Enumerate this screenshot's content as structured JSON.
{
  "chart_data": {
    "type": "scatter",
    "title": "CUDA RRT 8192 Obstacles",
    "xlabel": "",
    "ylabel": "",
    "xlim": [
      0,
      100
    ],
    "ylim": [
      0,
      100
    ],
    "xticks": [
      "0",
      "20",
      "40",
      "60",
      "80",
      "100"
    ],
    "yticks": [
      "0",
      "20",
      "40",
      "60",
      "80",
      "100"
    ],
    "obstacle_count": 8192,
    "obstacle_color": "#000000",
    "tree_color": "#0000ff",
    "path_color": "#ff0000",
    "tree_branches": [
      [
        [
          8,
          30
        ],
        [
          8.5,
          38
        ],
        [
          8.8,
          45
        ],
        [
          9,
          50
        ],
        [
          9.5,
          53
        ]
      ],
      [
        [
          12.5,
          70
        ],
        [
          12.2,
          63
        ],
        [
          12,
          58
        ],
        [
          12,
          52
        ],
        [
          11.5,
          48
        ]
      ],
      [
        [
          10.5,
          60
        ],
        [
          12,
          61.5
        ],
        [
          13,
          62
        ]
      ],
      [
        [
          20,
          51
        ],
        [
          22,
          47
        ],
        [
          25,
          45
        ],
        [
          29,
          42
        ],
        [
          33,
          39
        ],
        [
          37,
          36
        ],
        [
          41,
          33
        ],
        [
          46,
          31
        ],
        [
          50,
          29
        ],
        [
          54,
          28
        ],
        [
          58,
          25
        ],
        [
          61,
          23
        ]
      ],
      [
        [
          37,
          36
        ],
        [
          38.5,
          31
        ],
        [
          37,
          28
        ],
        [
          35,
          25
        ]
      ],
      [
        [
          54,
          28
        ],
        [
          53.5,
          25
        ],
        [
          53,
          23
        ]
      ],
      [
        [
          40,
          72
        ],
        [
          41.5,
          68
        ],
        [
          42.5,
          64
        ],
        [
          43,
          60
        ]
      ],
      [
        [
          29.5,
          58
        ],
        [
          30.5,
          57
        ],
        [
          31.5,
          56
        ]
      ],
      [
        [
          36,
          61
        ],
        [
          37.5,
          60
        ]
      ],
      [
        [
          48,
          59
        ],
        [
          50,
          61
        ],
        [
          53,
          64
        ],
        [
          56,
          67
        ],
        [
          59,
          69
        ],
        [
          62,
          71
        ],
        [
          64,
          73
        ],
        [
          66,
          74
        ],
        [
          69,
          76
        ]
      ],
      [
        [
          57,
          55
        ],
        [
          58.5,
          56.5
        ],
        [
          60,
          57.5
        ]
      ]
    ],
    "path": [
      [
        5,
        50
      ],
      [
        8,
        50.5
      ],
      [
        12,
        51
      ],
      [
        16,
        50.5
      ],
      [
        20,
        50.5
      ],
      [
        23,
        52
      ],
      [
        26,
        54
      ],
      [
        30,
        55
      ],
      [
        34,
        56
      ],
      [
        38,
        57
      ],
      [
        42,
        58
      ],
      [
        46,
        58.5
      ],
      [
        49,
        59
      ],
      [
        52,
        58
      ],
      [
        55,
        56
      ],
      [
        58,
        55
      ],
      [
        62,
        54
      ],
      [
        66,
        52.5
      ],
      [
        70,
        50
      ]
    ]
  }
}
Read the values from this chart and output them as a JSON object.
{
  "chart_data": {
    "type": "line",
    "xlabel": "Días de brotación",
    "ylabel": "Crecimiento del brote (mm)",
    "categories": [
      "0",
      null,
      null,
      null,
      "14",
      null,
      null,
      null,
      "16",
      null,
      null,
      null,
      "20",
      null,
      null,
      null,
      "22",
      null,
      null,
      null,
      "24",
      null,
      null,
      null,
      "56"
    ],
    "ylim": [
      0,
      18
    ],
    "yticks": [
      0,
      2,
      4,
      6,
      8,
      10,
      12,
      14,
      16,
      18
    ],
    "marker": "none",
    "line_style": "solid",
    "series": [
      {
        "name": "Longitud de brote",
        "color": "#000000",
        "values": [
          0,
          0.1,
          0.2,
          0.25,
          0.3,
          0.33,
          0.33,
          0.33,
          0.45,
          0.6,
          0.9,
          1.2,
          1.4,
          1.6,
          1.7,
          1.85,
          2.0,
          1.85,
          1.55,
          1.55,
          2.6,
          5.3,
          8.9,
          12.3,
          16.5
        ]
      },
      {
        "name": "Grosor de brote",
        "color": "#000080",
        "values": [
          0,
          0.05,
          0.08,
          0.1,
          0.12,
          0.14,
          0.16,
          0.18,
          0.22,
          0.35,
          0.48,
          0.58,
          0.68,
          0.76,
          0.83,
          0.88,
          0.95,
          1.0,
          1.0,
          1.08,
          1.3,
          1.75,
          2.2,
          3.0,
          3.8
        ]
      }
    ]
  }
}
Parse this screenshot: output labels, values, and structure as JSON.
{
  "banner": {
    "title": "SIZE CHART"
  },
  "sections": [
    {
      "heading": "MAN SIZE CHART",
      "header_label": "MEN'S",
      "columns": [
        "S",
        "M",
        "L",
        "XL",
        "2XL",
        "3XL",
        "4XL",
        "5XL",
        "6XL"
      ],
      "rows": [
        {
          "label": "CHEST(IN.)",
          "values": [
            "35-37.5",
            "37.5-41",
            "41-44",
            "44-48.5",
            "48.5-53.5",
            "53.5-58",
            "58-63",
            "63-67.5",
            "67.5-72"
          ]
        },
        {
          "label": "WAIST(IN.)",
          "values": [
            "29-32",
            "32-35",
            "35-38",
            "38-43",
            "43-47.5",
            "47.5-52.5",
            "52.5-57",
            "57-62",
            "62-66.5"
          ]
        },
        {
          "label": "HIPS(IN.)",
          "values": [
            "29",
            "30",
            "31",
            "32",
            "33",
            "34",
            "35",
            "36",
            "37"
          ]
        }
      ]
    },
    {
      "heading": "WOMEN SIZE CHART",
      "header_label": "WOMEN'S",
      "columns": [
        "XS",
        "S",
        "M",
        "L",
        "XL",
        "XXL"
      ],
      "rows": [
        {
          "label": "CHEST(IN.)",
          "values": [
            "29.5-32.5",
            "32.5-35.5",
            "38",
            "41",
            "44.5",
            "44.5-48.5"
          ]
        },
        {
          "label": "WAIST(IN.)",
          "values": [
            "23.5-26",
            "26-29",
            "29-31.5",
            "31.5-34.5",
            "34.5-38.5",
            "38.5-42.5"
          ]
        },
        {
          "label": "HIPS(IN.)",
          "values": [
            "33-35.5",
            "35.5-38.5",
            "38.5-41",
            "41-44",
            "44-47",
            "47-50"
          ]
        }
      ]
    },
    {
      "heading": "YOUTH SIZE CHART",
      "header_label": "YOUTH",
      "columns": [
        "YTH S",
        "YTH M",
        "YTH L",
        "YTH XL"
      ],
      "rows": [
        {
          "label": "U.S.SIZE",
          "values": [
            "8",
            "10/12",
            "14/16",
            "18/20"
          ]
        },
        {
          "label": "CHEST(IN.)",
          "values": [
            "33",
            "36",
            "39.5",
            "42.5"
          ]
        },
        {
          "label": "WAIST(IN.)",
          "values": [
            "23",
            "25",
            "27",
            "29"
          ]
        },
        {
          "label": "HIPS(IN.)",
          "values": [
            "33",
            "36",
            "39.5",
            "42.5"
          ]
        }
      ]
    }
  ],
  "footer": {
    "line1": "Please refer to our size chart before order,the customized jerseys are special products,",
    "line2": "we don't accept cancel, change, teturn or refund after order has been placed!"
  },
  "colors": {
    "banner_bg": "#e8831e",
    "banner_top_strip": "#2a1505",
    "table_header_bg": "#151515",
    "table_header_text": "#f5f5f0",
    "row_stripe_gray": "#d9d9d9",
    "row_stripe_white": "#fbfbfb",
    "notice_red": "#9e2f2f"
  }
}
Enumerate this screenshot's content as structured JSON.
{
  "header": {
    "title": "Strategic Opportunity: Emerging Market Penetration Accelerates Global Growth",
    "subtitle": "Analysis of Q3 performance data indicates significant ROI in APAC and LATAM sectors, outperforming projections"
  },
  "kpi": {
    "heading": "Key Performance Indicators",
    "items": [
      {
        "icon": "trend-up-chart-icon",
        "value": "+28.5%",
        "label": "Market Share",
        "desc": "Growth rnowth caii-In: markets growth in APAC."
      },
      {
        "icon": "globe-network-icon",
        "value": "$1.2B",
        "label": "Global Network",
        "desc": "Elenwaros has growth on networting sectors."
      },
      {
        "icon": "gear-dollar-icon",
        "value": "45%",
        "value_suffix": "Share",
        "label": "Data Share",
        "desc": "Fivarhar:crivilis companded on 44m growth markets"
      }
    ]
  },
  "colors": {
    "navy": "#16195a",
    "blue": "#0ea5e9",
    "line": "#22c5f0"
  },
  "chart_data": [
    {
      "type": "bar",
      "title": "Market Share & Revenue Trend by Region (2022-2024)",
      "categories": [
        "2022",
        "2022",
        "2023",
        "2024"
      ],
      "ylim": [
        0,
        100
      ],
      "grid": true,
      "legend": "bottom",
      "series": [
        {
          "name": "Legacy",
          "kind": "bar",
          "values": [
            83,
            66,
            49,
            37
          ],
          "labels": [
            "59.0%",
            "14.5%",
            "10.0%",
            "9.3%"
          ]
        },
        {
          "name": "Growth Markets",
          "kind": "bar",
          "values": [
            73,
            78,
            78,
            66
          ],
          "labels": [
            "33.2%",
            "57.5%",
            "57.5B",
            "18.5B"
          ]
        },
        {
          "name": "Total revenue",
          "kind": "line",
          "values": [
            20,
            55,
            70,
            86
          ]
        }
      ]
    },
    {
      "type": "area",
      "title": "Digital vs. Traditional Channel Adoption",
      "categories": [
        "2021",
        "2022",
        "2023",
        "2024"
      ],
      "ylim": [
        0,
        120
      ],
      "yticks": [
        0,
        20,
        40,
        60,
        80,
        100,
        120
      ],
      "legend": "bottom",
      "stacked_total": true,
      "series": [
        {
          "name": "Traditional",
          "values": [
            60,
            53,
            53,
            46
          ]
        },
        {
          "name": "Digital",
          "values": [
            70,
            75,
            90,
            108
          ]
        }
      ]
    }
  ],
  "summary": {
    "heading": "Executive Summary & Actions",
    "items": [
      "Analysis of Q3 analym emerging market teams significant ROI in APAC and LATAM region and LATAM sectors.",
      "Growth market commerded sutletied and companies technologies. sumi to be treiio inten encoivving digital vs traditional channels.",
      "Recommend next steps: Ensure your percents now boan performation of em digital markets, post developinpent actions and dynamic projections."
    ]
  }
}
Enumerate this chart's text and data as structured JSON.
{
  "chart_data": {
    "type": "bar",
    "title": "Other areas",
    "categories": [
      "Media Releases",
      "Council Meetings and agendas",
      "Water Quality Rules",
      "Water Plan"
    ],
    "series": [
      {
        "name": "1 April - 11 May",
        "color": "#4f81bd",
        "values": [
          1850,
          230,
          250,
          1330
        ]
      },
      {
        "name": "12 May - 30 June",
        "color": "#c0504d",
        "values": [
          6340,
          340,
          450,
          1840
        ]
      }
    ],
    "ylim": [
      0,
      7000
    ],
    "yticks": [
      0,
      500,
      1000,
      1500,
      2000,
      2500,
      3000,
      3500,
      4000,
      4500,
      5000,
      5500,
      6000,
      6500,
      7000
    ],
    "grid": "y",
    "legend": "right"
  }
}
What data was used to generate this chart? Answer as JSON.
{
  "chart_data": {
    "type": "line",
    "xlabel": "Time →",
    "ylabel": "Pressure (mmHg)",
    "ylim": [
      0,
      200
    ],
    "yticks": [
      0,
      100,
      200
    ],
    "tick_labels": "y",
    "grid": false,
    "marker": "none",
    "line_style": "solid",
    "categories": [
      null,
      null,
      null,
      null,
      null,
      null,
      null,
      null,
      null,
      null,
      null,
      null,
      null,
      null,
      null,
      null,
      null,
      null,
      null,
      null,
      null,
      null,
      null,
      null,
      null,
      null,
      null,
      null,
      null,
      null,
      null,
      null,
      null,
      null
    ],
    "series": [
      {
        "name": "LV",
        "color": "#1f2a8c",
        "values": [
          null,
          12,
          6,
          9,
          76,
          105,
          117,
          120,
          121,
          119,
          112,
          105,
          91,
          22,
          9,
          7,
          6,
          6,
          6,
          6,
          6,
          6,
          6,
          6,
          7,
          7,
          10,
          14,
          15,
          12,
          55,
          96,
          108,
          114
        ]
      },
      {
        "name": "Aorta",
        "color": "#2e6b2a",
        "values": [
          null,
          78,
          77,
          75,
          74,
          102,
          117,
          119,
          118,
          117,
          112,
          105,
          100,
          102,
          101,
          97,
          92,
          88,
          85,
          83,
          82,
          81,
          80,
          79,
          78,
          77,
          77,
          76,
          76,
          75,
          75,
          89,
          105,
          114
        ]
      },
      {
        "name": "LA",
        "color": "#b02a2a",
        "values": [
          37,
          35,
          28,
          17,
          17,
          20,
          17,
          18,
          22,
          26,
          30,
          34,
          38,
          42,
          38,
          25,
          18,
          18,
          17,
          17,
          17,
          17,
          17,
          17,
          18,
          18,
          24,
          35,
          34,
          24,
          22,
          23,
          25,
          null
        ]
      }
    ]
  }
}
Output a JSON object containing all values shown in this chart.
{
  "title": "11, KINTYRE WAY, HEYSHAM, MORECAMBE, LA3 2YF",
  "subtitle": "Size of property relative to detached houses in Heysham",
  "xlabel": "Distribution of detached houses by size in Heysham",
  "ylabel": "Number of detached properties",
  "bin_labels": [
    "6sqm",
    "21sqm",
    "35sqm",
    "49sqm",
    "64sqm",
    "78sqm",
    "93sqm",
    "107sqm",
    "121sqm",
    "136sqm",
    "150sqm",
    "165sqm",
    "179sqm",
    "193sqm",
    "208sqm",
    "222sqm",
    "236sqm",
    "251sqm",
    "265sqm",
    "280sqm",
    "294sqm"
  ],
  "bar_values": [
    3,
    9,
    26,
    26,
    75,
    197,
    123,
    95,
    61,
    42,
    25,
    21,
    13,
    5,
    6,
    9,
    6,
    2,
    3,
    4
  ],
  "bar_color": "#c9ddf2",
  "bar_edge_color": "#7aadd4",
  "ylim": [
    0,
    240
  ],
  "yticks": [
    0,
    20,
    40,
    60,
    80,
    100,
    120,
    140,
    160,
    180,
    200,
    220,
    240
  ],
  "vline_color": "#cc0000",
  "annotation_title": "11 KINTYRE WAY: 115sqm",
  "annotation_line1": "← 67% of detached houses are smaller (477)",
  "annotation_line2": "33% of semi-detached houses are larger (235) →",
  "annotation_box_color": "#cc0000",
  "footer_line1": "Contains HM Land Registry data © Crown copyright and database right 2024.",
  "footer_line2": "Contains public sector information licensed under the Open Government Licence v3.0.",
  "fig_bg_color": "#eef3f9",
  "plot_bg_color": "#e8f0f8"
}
━━━━━━━━━━━━━━━━━━━━
• [WHAT IS EXPECTED]: Look through the listing and extract every line with "subtitle" in it.

• [TASK OUTPUT]:
    "subtitle": "Analysis of Q3 performance data indicates significant ROI in APAC and LATAM sectors, outperforming projections"
  "subtitle": "Size of property relative to detached houses in Heysham",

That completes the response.